▶ _What the task requires_:
Can you give all the records again without altering a single character?

▶ _Stored items from a collection_:
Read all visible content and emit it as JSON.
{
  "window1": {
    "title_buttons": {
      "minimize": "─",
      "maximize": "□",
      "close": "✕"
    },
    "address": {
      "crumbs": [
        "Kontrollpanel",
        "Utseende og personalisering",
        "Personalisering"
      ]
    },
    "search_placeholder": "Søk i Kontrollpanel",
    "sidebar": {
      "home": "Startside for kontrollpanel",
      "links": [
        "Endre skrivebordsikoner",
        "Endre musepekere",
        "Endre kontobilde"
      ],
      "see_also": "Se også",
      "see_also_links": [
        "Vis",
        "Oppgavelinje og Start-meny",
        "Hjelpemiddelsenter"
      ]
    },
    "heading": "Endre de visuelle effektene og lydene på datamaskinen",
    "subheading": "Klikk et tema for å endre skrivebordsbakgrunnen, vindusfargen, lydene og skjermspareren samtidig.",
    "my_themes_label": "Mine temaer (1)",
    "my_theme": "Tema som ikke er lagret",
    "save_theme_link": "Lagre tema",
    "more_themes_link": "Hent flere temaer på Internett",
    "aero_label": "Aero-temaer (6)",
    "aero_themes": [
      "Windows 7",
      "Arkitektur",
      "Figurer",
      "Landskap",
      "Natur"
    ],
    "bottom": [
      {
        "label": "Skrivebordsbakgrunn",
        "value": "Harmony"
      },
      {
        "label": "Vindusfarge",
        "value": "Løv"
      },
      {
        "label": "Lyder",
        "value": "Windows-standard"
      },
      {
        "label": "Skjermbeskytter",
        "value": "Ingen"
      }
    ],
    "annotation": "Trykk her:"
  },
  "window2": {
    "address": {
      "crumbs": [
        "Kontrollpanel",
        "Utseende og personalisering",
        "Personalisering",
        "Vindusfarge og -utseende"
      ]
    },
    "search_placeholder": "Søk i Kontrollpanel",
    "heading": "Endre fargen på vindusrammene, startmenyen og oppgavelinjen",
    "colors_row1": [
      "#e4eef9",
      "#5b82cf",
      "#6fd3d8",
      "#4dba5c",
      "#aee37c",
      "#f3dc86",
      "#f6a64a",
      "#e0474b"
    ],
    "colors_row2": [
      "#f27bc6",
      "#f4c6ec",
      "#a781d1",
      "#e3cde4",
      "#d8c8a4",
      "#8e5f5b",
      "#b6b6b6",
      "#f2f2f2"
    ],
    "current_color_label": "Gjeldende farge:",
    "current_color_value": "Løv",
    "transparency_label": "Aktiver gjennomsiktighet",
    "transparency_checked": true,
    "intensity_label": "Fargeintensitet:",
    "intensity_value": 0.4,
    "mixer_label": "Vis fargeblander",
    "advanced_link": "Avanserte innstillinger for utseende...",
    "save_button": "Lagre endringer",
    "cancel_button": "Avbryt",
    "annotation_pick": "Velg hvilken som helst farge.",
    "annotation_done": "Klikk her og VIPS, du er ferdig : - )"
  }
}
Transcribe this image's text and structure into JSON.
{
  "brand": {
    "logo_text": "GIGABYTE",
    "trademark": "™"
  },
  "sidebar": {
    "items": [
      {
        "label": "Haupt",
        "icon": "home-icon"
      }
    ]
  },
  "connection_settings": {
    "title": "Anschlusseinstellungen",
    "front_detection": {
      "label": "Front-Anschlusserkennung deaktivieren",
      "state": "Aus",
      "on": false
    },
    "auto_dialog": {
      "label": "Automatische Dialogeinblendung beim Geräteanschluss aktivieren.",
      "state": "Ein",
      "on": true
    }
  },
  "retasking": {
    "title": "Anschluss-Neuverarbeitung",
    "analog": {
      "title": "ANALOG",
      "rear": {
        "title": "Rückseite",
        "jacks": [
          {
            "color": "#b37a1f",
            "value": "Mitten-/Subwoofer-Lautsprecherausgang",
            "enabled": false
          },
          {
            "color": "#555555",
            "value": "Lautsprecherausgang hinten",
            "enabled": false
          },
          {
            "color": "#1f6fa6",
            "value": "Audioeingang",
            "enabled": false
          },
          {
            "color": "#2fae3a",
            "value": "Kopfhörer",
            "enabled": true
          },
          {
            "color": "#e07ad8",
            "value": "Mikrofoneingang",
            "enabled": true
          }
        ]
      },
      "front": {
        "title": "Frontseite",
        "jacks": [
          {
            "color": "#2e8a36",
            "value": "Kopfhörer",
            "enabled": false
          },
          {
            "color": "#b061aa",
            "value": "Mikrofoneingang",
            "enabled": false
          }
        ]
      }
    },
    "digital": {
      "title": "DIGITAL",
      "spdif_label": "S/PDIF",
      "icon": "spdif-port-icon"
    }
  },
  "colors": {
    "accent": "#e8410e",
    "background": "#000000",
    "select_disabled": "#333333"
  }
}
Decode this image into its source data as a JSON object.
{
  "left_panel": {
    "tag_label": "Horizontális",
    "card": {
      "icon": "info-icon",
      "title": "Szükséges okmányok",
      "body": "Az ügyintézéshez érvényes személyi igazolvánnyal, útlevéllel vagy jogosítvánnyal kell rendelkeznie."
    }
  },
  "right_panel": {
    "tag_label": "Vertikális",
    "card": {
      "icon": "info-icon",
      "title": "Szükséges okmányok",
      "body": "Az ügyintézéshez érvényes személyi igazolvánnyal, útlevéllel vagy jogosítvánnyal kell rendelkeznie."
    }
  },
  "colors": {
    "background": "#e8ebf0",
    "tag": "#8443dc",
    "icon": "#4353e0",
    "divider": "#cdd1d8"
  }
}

▶ _Output for this exercise_:
Read all visible content and emit it as JSON.
{
  "window1": {
    "title_buttons": {
      "minimize": "─",
      "maximize": "□",
      "close": "✕"
    },
    "address": {
      "crumbs": [
        "Kontrollpanel",
        "Utseende og personalisering",
        "Personalisering"
      ]
    },
    "search_placeholder": "Søk i Kontrollpanel",
    "sidebar": {
      "home": "Startside for kontrollpanel",
      "links": [
        "Endre skrivebordsikoner",
        "Endre musepekere",
        "Endre kontobilde"
      ],
      "see_also": "Se også",
      "see_also_links": [
        "Vis",
        "Oppgavelinje og Start-meny",
        "Hjelpemiddelsenter"
      ]
    },
    "heading": "Endre de visuelle effektene og lydene på datamaskinen",
    "subheading": "Klikk et tema for å endre skrivebordsbakgrunnen, vindusfargen, lydene og skjermspareren samtidig.",
    "my_themes_label": "Mine temaer (1)",
    "my_theme": "Tema som ikke er lagret",
    "save_theme_link": "Lagre tema",
    "more_themes_link": "Hent flere temaer på Internett",
    "aero_label": "Aero-temaer (6)",
    "aero_themes": [
      "Windows 7",
      "Arkitektur",
      "Figurer",
      "Landskap",
      "Natur"
    ],
    "bottom": [
      {
        "label": "Skrivebordsbakgrunn",
        "value": "Harmony"
      },
      {
        "label": "Vindusfarge",
        "value": "Løv"
      },
      {
        "label": "Lyder",
        "value": "Windows-standard"
      },
      {
        "label": "Skjermbeskytter",
        "value": "Ingen"
      }
    ],
    "annotation": "Trykk her:"
  },
  "window2": {
    "address": {
      "crumbs": [
        "Kontrollpanel",
        "Utseende og personalisering",
        "Personalisering",
        "Vindusfarge og -utseende"
      ]
    },
    "search_placeholder": "Søk i Kontrollpanel",
    "heading": "Endre fargen på vindusrammene, startmenyen og oppgavelinjen",
    "colors_row1": [
      "#e4eef9",
      "#5b82cf",
      "#6fd3d8",
      "#4dba5c",
      "#aee37c",
      "#f3dc86",
      "#f6a64a",
      "#e0474b"
    ],
    "colors_row2": [
      "#f27bc6",
      "#f4c6ec",
      "#a781d1",
      "#e3cde4",
      "#d8c8a4",
      "#8e5f5b",
      "#b6b6b6",
      "#f2f2f2"
    ],
    "current_color_label": "Gjeldende farge:",
    "current_color_value": "Løv",
    "transparency_label": "Aktiver gjennomsiktighet",
    "transparency_checked": true,
    "intensity_label": "Fargeintensitet:",
    "intensity_value": 0.4,
    "mixer_label": "Vis fargeblander",
    "advanced_link": "Avanserte innstillinger for utseende...",
    "save_button": "Lagre endringer",
    "cancel_button": "Avbryt",
    "annotation_pick": "Velg hvilken som helst farge.",
    "annotation_done": "Klikk her og VIPS, du er ferdig : - )"
  }
}
Transcribe this image's text and structure into JSON.
{
  "brand": {
    "logo_text": "GIGABYTE",
    "trademark": "™"
  },
  "sidebar": {
    "items": [
      {
        "label": "Haupt",
        "icon": "home-icon"
      }
    ]
  },
  "connection_settings": {
    "title": "Anschlusseinstellungen",
    "front_detection": {
      "label": "Front-Anschlusserkennung deaktivieren",
      "state": "Aus",
      "on": false
    },
    "auto_dialog": {
      "label": "Automatische Dialogeinblendung beim Geräteanschluss aktivieren.",
      "state": "Ein",
      "on": true
    }
  },
  "retasking": {
    "title": "Anschluss-Neuverarbeitung",
    "analog": {
      "title": "ANALOG",
      "rear": {
        "title": "Rückseite",
        "jacks": [
          {
            "color": "#b37a1f",
            "value": "Mitten-/Subwoofer-Lautsprecherausgang",
            "enabled": false
          },
          {
            "color": "#555555",
            "value": "Lautsprecherausgang hinten",
            "enabled": false
          },
          {
            "color": "#1f6fa6",
            "value": "Audioeingang",
            "enabled": false
          },
          {
            "color": "#2fae3a",
            "value": "Kopfhörer",
            "enabled": true
          },
          {
            "color": "#e07ad8",
            "value": "Mikrofoneingang",
            "enabled": true
          }
        ]
      },
      "front": {
        "title": "Frontseite",
        "jacks": [
          {
            "color": "#2e8a36",
            "value": "Kopfhörer",
            "enabled": false
          },
          {
            "color": "#b061aa",
            "value": "Mikrofoneingang",
            "enabled": false
          }
        ]
      }
    },
    "digital": {
      "title": "DIGITAL",
      "spdif_label": "S/PDIF",
      "icon": "spdif-port-icon"
    }
  },
  "colors": {
    "accent": "#e8410e",
    "background": "#000000",
    "select_disabled": "#333333"
  }
}
Decode this image into its source data as a JSON object.
{
  "left_panel": {
    "tag_label": "Horizontális",
    "card": {
      "icon": "info-icon",
      "title": "Szükséges okmányok",
      "body": "Az ügyintézéshez érvényes személyi igazolvánnyal, útlevéllel vagy jogosítvánnyal kell rendelkeznie."
    }
  },
  "right_panel": {
    "tag_label": "Vertikális",
    "card": {
      "icon": "info-icon",
      "title": "Szükséges okmányok",
      "body": "Az ügyintézéshez érvényes személyi igazolvánnyal, útlevéllel vagy jogosítvánnyal kell rendelkeznie."
    }
  },
  "colors": {
    "background": "#e8ebf0",
    "tag": "#8443dc",
    "icon": "#4353e0",
    "divider": "#cdd1d8"
  }
}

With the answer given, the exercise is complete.